● **TASK OBJECTIVE**: Transcribe all of the material exactly, except for its pictures.

***

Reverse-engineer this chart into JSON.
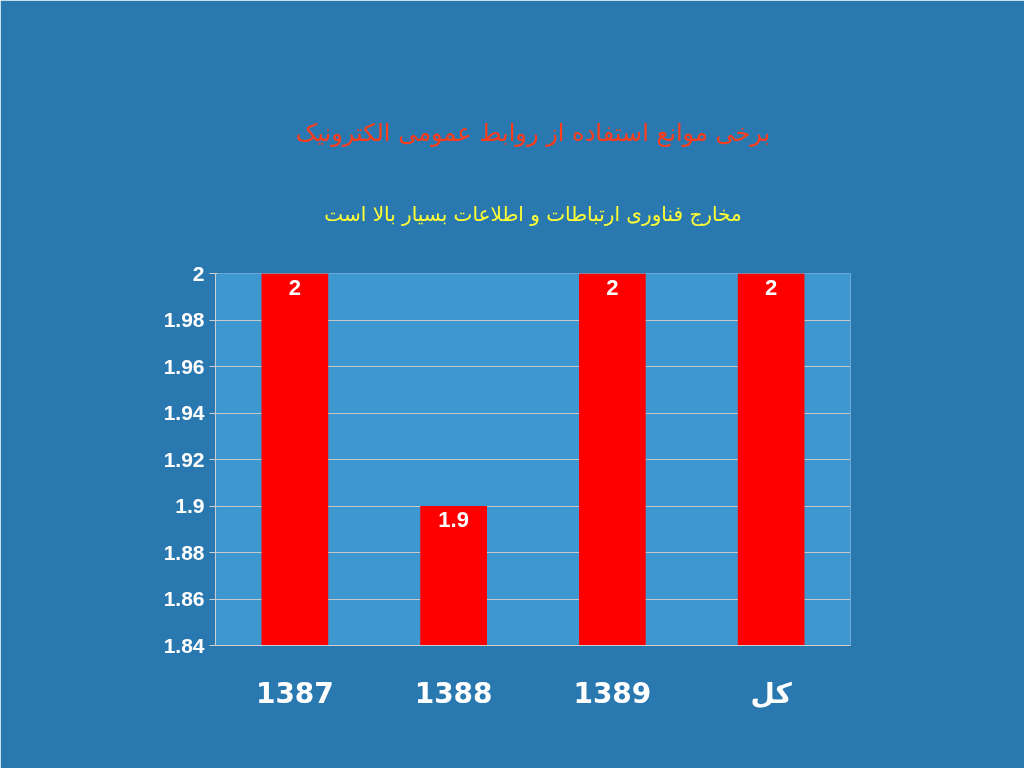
{
  "chart_data": {
    "type": "bar",
    "title": "برخی موانع استفاده از روابط عمومی الکترونیک",
    "subtitle": "مخارج فناوری ارتباطات و اطلاعات بسیار بالا است",
    "categories": [
      "1387",
      "1388",
      "1389",
      "کل"
    ],
    "values": [
      2,
      1.9,
      2,
      2
    ],
    "color": "#ff0000",
    "ylim": [
      1.84,
      2
    ],
    "yticks": [
      1.84,
      1.86,
      1.88,
      1.9,
      1.92,
      1.94,
      1.96,
      1.98,
      2
    ],
    "grid": "y",
    "data_labels": true
  }
}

***

● **ANSWER BELOW**:
Reverse-engineer this chart into JSON.
{
  "chart_data": {
    "type": "bar",
    "title": "برخی موانع استفاده از روابط عمومی الکترونیک",
    "subtitle": "مخارج فناوری ارتباطات و اطلاعات بسیار بالا است",
    "categories": [
      "1387",
      "1388",
      "1389",
      "کل"
    ],
    "values": [
      2,
      1.9,
      2,
      2
    ],
    "color": "#ff0000",
    "ylim": [
      1.84,
      2
    ],
    "yticks": [
      1.84,
      1.86,
      1.88,
      1.9,
      1.92,
      1.94,
      1.96,
      1.98,
      2
    ],
    "grid": "y",
    "data_labels": true
  }
}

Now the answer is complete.